▶ WHAT IS BEING ASKED: Pick out and copy every line below that has the word "this".

▶ DATA SUPPLIED:
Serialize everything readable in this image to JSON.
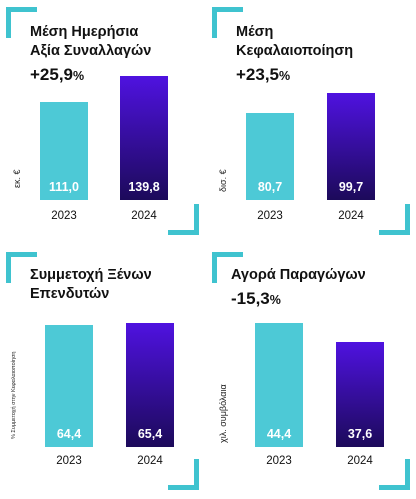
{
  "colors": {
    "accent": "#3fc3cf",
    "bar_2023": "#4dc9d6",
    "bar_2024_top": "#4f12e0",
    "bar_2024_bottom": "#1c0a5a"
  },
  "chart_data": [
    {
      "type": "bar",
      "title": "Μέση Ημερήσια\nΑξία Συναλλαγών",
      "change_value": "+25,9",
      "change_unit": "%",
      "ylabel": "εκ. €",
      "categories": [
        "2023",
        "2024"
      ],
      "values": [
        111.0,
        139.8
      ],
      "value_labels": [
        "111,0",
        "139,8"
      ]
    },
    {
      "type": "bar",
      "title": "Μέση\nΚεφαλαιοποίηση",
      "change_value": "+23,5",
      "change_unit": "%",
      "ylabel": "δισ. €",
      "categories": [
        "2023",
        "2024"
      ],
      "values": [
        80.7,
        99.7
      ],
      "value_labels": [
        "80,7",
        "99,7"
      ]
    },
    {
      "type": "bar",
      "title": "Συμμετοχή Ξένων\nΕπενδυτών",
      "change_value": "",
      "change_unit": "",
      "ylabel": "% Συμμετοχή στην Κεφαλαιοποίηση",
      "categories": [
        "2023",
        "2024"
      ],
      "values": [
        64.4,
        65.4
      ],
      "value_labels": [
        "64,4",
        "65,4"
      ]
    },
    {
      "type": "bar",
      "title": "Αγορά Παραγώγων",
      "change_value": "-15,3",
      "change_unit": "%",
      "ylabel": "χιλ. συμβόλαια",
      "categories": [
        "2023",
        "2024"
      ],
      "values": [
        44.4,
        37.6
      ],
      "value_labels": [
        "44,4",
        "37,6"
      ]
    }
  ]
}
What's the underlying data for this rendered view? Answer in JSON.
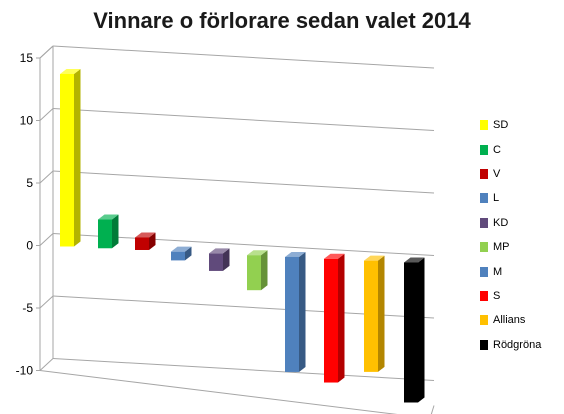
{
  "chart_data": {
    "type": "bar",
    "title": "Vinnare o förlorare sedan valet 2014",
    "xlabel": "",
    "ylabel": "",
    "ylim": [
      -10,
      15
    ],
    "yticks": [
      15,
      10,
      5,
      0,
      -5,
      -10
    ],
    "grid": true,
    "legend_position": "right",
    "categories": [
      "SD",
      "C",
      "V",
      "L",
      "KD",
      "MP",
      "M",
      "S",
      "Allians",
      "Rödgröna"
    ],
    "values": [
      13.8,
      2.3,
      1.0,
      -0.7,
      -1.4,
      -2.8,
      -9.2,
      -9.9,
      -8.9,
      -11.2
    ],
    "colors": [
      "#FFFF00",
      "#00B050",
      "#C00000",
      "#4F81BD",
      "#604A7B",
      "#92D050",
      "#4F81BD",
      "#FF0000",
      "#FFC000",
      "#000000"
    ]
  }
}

==

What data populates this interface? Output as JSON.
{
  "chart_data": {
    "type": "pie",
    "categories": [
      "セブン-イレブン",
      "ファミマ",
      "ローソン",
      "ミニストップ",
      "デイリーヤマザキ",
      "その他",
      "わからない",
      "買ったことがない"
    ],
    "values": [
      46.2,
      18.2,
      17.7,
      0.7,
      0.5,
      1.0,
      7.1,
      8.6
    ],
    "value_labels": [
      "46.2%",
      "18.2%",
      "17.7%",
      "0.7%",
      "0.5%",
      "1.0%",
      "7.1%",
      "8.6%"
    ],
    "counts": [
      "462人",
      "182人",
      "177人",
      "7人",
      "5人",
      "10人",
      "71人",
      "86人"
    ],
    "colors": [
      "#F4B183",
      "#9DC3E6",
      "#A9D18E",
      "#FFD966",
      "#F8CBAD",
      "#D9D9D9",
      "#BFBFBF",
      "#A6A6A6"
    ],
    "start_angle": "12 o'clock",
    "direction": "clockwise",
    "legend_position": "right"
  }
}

▶ TASK SOLUTION:
Serialize everything readable in this image to JSON.
What's the underlying data for this rendered view? Answer in JSON.
What data populates this interface? Output as JSON.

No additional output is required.